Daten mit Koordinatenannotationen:
━━━━━━━━━━━━━━━━

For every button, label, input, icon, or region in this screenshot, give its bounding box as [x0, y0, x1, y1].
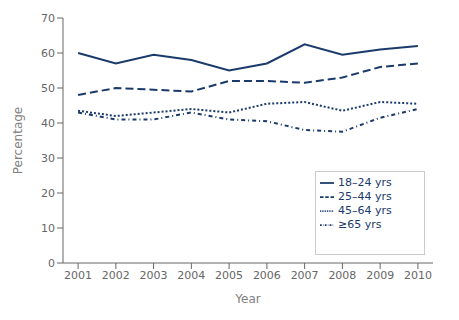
- svg-text:2003: 2003: [140, 269, 168, 282]
- svg-text:Year: Year: [234, 292, 260, 306]
- svg-text:2009: 2009: [366, 269, 394, 282]
- svg-text:2004: 2004: [177, 269, 205, 282]
- svg-text:30: 30: [41, 152, 55, 165]
- svg-text:2001: 2001: [64, 269, 92, 282]
- svg-text:10: 10: [41, 222, 55, 235]
- html-text:18–24 yrs: 18–24 yrs: [338, 176, 392, 189]
- svg-text:2010: 2010: [404, 269, 432, 282]
- svg-text:40: 40: [41, 117, 55, 130]
- html-text:25–44 yrs: 25–44 yrs: [338, 190, 392, 203]
- svg-text:0: 0: [48, 257, 55, 270]
- svg-text:2008: 2008: [328, 269, 356, 282]
- svg-text:60: 60: [41, 47, 55, 60]
- svg-text:2005: 2005: [215, 269, 243, 282]
- svg-text:50: 50: [41, 82, 55, 95]
- svg-text:Percentage: Percentage: [11, 107, 25, 175]
- html-text:≥65 yrs: ≥65 yrs: [338, 218, 382, 231]
- svg-text:2006: 2006: [253, 269, 281, 282]
- svg-text:2002: 2002: [102, 269, 130, 282]
- html-text:45–64 yrs: 45–64 yrs: [338, 204, 392, 217]
- svg-text:70: 70: [41, 12, 55, 25]
- svg-text:2007: 2007: [291, 269, 319, 282]
- svg-text:20: 20: [41, 187, 55, 200]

━━━━━━━━━━━━━━━━

- Ziel der Aufgabe:
Aktualisiere die Daten oben, indem du jedes „svg-text“ durch „svg-label“ ersetzt und alles andere unverändert lässt. Lass die Bilder in deiner Antwort weg.

- Lösung der Aufgabe:
For every button, label, input, icon, or region in this screenshot, give its bounding box as [x0, y0, x1, y1].
- svg-label:2003: 2003: [140, 269, 168, 282]
- svg-label:Year: Year: [234, 292, 260, 306]
- svg-label:2009: 2009: [366, 269, 394, 282]
- svg-label:2004: 2004: [177, 269, 205, 282]
- svg-label:30: 30: [41, 152, 55, 165]
- svg-label:2001: 2001: [64, 269, 92, 282]
- svg-label:10: 10: [41, 222, 55, 235]
- html-text:18–24 yrs: 18–24 yrs: [338, 176, 392, 189]
- svg-label:2010: 2010: [404, 269, 432, 282]
- svg-label:40: 40: [41, 117, 55, 130]
- html-text:25–44 yrs: 25–44 yrs: [338, 190, 392, 203]
- svg-label:0: 0: [48, 257, 55, 270]
- svg-label:2008: 2008: [328, 269, 356, 282]
- svg-label:60: 60: [41, 47, 55, 60]
- svg-label:2005: 2005: [215, 269, 243, 282]
- svg-label:50: 50: [41, 82, 55, 95]
- svg-label:Percentage: Percentage: [11, 107, 25, 175]
- html-text:≥65 yrs: ≥65 yrs: [338, 218, 382, 231]
- svg-label:2006: 2006: [253, 269, 281, 282]
- svg-label:2002: 2002: [102, 269, 130, 282]
- html-text:45–64 yrs: 45–64 yrs: [338, 204, 392, 217]
- svg-label:70: 70: [41, 12, 55, 25]
- svg-label:2007: 2007: [291, 269, 319, 282]
- svg-label:20: 20: [41, 187, 55, 200]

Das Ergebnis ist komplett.